• [CHALLENGE]
Every line that contains the word "подготовки" should be copied.

— Start —

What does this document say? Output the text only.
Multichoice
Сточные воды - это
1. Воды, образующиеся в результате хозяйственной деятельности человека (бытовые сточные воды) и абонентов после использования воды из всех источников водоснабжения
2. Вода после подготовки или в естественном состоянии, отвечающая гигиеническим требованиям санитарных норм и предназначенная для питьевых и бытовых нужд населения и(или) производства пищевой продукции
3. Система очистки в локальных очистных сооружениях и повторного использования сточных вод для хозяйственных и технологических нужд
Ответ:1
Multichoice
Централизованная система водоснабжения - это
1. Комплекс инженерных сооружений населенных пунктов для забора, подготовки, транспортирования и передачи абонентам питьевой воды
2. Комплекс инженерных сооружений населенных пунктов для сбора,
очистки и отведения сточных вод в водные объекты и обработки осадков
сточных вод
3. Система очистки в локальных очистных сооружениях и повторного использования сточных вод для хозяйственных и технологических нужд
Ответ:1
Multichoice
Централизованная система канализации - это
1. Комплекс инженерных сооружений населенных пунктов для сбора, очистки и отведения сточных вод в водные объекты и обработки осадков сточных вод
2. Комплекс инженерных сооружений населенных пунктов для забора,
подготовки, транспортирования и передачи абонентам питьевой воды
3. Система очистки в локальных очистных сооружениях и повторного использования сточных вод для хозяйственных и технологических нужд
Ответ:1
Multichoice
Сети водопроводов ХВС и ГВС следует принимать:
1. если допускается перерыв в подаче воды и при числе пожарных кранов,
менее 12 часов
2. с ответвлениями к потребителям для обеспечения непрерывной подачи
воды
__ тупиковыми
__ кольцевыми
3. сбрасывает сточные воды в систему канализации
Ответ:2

— End —

• [IN RESPONSE]
2. Вода после подготовки или в естественном состоянии, отвечающая гигиеническим требованиям санитарных норм и предназначенная для питьевых и бытовых нужд населения и(или) производства пищевой продукции
1. Комплекс инженерных сооружений населенных пунктов для забора, подготовки, транспортирования и передачи абонентам питьевой воды
подготовки, транспортирования и передачи абонентам питьевой воды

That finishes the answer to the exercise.